The problem ▸ In the listing that follows, count every line with the word "sont" in it and write only the total.

Listed records ▸
......
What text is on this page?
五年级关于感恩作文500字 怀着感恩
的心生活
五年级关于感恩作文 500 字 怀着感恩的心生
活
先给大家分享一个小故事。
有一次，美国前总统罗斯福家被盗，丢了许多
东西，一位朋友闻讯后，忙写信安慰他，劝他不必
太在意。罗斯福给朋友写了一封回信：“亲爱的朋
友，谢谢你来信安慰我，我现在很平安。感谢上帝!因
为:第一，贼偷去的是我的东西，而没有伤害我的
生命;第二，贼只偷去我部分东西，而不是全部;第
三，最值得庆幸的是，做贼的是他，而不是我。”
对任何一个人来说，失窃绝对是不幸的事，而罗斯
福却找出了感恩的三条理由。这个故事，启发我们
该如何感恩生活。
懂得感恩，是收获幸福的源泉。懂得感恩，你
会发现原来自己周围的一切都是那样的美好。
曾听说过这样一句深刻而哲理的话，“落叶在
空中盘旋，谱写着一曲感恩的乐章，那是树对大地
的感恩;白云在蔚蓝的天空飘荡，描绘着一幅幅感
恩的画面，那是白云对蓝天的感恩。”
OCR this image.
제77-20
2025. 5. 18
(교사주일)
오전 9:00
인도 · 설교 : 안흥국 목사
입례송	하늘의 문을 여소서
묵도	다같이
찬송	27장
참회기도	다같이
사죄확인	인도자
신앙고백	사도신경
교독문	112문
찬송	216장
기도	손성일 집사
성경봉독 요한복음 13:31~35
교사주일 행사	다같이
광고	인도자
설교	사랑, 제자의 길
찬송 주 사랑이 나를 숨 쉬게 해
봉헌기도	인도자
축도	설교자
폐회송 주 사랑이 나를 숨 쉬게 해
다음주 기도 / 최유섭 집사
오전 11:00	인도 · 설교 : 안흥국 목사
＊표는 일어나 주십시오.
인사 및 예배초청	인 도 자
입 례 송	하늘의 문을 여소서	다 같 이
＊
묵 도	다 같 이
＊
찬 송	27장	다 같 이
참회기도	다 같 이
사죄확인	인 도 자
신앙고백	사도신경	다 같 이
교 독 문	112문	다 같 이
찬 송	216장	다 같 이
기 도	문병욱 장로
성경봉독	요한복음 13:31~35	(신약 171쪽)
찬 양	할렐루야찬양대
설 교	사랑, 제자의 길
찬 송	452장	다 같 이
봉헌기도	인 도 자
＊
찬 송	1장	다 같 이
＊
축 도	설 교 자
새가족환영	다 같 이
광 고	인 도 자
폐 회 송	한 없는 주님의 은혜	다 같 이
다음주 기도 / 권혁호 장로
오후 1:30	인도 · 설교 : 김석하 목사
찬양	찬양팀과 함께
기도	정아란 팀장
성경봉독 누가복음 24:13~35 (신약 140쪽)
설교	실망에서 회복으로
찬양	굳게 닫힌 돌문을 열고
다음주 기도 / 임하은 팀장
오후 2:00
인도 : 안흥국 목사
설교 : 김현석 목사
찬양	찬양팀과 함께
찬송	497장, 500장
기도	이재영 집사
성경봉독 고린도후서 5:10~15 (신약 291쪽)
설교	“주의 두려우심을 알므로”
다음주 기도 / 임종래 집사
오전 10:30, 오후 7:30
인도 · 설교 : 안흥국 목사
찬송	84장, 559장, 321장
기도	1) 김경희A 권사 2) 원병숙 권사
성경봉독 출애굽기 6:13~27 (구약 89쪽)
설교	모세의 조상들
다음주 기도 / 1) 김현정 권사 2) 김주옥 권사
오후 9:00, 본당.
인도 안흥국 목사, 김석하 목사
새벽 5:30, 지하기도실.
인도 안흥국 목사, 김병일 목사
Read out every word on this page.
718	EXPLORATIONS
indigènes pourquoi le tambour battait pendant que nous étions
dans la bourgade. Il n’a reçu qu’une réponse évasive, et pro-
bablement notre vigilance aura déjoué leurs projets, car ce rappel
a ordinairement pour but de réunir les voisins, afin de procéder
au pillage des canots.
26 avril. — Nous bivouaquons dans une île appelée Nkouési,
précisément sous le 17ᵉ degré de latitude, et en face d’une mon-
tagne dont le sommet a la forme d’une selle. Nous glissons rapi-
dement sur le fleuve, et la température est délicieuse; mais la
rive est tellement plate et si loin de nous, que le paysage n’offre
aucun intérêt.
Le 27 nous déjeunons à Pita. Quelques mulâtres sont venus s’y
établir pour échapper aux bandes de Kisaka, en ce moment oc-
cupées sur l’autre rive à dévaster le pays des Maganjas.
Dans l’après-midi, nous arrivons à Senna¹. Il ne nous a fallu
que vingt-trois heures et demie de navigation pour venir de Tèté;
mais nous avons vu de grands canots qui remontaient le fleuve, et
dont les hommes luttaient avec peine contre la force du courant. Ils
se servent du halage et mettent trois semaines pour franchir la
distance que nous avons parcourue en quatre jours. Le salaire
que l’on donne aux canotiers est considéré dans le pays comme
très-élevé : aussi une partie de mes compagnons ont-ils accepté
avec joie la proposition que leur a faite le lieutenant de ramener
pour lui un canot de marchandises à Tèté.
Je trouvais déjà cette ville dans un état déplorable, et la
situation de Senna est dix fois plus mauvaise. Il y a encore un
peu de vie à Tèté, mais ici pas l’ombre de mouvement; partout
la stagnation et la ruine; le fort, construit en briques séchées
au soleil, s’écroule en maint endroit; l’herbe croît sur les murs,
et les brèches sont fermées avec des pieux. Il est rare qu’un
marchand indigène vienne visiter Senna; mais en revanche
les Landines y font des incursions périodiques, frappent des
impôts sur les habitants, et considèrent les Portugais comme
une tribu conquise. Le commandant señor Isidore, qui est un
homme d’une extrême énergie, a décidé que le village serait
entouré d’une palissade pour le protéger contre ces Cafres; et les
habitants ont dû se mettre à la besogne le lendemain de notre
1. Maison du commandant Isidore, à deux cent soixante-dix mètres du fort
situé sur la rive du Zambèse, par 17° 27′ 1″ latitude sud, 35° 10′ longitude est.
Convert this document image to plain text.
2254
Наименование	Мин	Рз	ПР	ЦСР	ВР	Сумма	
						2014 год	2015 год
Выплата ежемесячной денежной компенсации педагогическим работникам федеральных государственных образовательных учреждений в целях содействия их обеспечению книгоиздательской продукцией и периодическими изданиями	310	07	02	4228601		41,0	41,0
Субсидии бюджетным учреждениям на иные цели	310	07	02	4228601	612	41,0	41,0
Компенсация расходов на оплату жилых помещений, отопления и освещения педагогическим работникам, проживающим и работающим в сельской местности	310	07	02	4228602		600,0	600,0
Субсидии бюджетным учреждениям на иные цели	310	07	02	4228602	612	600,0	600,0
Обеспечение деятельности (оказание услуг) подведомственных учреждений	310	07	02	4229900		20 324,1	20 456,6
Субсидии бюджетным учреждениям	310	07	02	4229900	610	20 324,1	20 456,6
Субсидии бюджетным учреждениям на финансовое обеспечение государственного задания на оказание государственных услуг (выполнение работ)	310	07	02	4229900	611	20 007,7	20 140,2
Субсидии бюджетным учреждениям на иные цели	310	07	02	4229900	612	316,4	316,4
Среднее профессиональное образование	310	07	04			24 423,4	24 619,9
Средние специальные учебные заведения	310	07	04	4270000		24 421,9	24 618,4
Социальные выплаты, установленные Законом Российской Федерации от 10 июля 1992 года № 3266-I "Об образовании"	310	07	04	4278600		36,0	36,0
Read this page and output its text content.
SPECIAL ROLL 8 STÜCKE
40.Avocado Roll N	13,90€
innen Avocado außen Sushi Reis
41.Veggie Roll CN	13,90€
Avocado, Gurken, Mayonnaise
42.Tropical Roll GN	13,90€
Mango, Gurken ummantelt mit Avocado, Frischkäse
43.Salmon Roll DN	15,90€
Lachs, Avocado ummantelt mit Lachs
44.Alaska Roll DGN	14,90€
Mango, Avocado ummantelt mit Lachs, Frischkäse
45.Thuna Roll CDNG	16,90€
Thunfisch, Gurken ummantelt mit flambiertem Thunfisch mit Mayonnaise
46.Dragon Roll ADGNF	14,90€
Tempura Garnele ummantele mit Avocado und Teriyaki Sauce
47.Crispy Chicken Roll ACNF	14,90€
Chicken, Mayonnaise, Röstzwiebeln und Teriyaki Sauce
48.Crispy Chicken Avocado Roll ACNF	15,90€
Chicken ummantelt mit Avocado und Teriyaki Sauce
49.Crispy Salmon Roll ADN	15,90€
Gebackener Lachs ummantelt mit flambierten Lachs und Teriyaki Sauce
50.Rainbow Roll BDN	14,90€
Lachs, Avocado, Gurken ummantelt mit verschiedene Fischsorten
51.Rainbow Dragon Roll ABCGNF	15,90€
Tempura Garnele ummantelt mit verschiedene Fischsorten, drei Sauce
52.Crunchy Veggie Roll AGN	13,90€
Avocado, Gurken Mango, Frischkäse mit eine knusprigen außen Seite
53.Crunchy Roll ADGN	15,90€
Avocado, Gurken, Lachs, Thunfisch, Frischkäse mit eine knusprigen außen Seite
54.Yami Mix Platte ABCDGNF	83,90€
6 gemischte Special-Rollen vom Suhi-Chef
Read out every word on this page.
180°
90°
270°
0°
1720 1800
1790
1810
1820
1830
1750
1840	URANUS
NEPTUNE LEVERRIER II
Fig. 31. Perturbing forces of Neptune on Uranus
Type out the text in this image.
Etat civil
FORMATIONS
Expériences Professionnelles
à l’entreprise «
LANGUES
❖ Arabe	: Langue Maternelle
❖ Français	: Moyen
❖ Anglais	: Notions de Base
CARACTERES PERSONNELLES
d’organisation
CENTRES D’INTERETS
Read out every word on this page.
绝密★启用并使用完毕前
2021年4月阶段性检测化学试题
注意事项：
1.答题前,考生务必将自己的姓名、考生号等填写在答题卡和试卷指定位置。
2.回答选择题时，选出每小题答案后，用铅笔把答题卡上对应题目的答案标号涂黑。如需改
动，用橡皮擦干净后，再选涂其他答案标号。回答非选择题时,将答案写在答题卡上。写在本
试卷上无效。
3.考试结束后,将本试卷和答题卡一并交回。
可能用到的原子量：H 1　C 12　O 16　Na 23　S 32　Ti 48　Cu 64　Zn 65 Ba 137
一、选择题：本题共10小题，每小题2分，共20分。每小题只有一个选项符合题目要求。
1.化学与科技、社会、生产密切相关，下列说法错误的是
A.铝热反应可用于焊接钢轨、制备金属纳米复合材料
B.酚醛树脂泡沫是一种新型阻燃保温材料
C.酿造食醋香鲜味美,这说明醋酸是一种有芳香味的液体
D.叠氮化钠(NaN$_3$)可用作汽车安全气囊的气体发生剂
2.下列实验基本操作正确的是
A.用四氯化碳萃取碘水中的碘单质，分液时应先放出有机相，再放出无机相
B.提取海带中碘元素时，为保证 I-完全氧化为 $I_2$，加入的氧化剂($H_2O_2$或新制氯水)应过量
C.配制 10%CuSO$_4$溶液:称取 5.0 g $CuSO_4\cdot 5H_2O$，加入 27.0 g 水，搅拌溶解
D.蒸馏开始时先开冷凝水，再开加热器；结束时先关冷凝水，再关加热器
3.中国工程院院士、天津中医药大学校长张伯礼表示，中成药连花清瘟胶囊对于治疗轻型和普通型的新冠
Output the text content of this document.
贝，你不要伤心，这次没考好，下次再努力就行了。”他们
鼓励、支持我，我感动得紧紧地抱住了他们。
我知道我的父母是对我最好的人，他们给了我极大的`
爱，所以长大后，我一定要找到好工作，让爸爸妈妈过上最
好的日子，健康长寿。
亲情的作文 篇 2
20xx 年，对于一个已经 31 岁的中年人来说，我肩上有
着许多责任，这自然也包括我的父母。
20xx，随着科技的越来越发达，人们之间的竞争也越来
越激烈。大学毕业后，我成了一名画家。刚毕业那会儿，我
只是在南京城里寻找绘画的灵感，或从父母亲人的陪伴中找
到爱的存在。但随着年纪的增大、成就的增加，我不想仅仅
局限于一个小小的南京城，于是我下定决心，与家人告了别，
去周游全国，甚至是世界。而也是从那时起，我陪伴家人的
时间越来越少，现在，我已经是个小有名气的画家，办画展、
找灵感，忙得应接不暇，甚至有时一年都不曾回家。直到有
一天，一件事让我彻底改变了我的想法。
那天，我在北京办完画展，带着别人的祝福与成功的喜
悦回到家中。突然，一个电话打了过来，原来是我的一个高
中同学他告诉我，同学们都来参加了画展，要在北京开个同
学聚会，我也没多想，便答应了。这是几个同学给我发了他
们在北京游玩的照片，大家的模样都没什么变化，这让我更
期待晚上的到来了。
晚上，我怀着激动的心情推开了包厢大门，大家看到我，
......
Completed task ▸ 2